Passage:
§ §

The friends shot the guns at Black’s family property up north. Rittenhouse’s rifle was stored at Black’s stepfather’s home in Kenosha, in a safe — until the rioting started in Kenosha. Then the stepfather moved it to the garage, where Rittenhouse was able to retrieve it before he and Black went downtown on Aug. 25.

The pair said they were protecting an automotive business from vandalism. Rittenhouse also said he was offering first aid to anyone injured during the protests. 

On one hand, Wisconsin clearly bars someone under 18 from “going armed,” but Rittenhouse’s lawyer cites wording in the statute that appears to carve out an exception for 17-year-olds if the rifle they carry doesn’t have an illegally-short barrel. The judge is expected to rule in September on a defense motion to dismiss the charge of possessing a gun as a minor.

A court commissioner denied the defense argument on this point at the preliminary examination in December.

There’s dramatic video, and both sides see an advantage

Both the prosecution and defense say the many videos of the shootings play strongly in their favor. But as many other cases have shown, even video evidence can be broken down and interpreted in different ways for a jury.

§ §

Records provided:
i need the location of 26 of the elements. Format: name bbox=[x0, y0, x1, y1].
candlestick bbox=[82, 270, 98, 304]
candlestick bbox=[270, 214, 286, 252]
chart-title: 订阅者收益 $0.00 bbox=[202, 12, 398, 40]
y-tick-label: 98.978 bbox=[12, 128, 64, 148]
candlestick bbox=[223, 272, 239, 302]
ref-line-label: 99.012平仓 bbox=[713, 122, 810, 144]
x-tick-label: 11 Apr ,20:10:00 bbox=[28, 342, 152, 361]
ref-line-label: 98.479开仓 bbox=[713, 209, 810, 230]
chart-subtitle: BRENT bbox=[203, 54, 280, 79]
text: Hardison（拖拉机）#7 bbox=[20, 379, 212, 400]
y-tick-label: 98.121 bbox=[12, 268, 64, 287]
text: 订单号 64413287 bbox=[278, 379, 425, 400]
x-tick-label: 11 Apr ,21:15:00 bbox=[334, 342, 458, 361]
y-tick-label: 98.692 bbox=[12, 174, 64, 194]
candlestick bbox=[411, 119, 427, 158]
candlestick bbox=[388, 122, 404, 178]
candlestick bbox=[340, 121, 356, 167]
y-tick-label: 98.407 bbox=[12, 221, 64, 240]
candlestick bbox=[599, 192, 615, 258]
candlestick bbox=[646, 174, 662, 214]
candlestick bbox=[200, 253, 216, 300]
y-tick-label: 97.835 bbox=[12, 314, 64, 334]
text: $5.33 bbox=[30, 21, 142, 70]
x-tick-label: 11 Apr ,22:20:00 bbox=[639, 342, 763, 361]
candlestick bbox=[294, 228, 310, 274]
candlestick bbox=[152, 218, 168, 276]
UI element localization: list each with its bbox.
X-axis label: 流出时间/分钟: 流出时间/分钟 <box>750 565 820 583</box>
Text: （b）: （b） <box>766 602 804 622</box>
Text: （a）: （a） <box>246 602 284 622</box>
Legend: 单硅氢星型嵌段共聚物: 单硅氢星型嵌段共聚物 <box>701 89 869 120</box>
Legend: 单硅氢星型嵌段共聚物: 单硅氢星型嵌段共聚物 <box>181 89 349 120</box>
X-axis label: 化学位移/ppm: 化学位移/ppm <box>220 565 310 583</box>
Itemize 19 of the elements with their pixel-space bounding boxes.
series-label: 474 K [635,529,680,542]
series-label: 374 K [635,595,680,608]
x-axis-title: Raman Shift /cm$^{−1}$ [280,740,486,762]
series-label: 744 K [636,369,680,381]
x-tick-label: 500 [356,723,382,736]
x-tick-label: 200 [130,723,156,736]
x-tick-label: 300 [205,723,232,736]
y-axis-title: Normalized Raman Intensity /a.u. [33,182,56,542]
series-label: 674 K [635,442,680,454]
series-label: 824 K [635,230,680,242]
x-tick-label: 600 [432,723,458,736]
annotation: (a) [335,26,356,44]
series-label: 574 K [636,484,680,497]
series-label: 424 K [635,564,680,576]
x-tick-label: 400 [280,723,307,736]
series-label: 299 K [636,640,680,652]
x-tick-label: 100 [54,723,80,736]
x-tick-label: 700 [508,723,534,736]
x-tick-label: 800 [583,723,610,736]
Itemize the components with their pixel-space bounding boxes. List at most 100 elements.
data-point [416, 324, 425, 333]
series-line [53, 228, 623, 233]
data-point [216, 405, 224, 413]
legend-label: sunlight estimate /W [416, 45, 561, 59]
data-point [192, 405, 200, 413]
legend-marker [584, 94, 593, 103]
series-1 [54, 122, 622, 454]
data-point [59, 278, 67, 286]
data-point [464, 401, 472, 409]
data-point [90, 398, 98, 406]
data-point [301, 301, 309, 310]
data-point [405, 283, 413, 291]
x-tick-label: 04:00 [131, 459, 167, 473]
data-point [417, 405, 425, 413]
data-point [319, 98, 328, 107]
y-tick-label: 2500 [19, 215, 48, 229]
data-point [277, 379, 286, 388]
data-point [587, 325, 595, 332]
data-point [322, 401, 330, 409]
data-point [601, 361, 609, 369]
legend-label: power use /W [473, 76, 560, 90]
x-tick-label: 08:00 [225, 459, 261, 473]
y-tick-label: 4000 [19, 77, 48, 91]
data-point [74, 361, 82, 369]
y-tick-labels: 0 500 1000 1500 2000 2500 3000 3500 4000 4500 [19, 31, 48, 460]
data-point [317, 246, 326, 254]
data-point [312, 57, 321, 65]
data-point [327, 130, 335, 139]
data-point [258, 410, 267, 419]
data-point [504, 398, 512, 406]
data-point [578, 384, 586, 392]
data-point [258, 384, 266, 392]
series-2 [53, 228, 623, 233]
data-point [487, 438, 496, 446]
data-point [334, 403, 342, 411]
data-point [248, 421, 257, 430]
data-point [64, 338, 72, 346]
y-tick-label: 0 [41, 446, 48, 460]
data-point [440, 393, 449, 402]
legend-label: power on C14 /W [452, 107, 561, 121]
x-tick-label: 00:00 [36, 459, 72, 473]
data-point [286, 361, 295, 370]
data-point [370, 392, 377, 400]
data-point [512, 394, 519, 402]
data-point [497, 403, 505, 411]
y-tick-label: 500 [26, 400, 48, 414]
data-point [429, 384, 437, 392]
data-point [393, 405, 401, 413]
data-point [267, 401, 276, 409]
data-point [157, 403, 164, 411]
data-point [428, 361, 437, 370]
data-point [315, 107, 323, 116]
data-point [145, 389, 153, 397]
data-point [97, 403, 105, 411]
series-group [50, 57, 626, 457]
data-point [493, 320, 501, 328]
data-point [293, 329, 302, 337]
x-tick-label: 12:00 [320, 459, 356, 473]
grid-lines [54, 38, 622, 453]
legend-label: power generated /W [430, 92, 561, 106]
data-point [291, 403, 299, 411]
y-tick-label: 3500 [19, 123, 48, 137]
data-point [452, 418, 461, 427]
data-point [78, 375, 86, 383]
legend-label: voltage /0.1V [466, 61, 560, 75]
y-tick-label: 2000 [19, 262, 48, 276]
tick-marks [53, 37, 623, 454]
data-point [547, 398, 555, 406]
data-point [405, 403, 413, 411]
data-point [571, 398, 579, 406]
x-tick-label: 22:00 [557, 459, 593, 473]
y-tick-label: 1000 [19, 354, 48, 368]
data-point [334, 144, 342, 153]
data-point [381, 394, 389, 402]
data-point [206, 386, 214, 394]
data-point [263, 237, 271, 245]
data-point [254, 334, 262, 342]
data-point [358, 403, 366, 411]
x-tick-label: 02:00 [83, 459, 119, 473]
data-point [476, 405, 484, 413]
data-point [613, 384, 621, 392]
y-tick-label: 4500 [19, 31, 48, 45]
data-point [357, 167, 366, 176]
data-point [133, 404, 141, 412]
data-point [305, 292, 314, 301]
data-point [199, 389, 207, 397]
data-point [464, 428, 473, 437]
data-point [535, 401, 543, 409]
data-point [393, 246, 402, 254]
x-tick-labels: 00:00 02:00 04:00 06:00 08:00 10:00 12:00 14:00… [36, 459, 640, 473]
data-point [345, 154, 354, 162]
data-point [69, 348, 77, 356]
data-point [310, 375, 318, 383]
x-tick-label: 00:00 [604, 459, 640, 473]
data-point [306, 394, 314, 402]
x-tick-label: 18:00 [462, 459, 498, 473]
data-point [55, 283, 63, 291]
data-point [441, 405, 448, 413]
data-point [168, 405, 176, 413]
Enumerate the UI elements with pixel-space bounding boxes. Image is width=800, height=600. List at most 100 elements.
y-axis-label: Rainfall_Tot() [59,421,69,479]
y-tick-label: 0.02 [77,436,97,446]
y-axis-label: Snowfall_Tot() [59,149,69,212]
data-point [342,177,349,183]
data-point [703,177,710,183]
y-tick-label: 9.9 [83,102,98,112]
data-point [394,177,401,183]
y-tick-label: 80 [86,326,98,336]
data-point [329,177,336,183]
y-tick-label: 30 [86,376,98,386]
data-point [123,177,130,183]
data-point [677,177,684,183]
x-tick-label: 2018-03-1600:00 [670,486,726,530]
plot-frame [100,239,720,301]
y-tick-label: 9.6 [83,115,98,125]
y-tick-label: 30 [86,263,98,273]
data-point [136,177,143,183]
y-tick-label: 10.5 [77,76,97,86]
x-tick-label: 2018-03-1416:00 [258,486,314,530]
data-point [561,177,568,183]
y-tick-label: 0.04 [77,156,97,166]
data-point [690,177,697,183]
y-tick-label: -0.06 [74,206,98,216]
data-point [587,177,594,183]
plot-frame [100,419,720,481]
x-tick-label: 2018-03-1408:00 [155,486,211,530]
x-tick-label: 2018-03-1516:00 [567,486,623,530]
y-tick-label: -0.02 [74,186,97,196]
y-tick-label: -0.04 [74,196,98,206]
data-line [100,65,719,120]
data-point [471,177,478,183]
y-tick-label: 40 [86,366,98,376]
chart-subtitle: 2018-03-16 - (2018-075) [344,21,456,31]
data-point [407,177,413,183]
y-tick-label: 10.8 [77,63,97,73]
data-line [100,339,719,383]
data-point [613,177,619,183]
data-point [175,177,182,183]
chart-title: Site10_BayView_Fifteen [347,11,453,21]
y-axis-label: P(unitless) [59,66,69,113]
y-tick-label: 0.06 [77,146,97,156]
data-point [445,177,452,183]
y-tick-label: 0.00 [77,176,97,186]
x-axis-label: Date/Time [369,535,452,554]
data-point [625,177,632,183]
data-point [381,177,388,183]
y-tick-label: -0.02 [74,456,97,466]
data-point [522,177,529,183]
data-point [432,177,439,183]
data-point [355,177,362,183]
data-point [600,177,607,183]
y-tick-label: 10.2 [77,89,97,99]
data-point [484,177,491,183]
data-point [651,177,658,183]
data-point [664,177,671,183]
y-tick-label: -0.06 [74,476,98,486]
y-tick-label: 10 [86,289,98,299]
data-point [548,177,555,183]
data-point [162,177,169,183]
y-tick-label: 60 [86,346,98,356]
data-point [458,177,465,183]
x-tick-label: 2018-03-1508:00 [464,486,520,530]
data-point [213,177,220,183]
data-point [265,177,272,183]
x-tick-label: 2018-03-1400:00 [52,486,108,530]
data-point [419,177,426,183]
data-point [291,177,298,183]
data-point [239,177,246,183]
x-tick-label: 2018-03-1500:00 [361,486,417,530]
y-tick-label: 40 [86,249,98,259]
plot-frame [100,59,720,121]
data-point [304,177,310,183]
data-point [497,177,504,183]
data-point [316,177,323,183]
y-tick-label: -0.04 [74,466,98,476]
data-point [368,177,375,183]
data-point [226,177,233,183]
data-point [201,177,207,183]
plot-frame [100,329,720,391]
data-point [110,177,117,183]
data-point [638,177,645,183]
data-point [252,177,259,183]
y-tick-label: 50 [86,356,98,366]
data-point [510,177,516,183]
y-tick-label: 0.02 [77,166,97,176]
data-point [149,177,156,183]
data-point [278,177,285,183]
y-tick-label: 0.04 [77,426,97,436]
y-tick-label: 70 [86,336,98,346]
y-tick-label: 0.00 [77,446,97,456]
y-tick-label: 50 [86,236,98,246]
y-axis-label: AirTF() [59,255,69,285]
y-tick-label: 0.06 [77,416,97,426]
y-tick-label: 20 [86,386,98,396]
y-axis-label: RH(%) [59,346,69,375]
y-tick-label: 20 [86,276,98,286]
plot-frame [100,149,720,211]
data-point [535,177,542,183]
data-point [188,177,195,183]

§ §

Stated goal A:
According to the passage on the Rittenhouse case, where was Rittenhouse's rifle kept before the rioting started in Kenosha?
Stated goal B:
List every date or month mentioned in the passage on the Rittenhouse case.

Task response A:
In a safe at Black's stepfather's home in Kenosha.

Task response B:
Aug. 25, September, December